==== TEXT EXTRACT ====

SDS Projects 2014-2018
This overview highlights the research projects undertaken by Curdin Derungs, leader of the SDSD Group (formerly known as the GIS Group), and his team from 2014 to mid-2018, some of which continued in various forms beyond 2018
Expansion of Bantu Languages
There are contested theories on the expansion of Bantu languages, most centrally involving debate between two paradigms: one positing an early-split and the other a late-split model. We aimed at reconstructing the most probable expansion of Bantu languages, starting in Nigeria and from there, following the paths associated with least travel costs, towards the east and south. We thus conducted a least cost path analysis with the aim of spatially reconstructing the Bantu language tree. Results are published in Christian Wirth's master thesis Modellierung der Ausbreitungspfade der Bantu-Sprachfamilie mithilfe Geographischer Informationssysteme (PDF, 4 MB) (September 2014), supervised by Curdin Derungs, Robert Weibel and Balthasar Bickel.

==== SOURCE EXCERPT ====

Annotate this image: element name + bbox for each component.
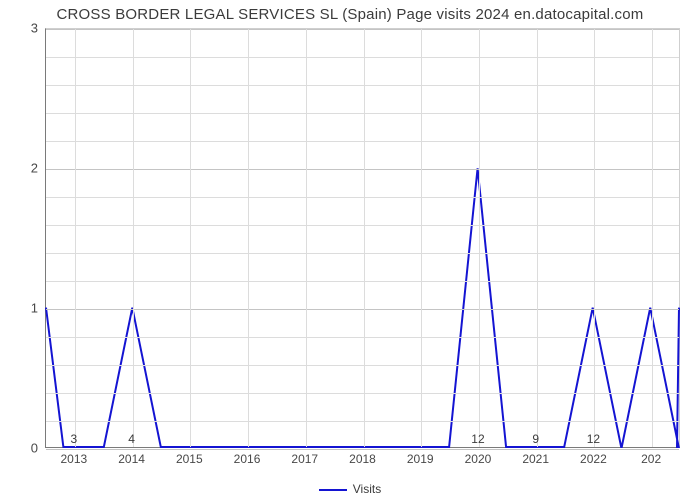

====

## TASK STATEMENT:
Please answer these from the SDS projects overview:
1. What was the SDSD Group formerly known as?
2. In which country did the reconstructed expansion of Bantu languages start?
3. In what month and year is Christian Wirth's master thesis dated?
Rely on the SDS projects overview alone for what comes next.

## ANSWER FOR THIS EXERCISE:
1. The GIS Group.
2. Nigeria.
3. September 2014.